**Goal:** Find the string "come" in the listing and report every line that has it.

==== Material supplied

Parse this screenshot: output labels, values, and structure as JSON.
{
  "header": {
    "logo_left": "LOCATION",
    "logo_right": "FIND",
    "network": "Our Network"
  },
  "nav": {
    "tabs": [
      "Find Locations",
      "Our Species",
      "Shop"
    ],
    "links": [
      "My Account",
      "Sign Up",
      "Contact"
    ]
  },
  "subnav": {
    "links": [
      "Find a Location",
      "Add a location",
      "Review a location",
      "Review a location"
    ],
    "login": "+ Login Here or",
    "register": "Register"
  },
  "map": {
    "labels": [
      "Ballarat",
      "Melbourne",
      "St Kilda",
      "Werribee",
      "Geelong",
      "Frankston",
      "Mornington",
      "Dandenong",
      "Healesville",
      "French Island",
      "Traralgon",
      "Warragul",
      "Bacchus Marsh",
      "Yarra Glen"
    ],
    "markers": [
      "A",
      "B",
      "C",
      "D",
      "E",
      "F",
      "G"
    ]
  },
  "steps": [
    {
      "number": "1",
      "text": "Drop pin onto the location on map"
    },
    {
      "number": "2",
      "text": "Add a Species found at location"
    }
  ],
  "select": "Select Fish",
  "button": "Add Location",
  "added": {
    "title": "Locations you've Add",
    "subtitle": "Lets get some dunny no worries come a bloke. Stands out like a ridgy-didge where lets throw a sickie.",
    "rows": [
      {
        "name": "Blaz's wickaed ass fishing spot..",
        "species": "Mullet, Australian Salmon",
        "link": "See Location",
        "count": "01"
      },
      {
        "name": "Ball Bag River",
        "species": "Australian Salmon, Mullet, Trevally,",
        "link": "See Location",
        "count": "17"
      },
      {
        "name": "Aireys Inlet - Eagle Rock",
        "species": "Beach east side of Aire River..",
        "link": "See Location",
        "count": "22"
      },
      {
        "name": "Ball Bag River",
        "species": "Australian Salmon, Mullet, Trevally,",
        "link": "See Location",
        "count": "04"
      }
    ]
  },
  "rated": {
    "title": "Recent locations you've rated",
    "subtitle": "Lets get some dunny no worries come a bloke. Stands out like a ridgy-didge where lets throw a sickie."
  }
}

========

**Expected answer:**
    "subtitle": "Lets get some dunny no worries come a bloke. Stands out like a ridgy-didge where lets throw a sickie.",
    "subtitle": "Lets get some dunny no worries come a bloke. Stands out like a ridgy-didge where lets throw a sickie."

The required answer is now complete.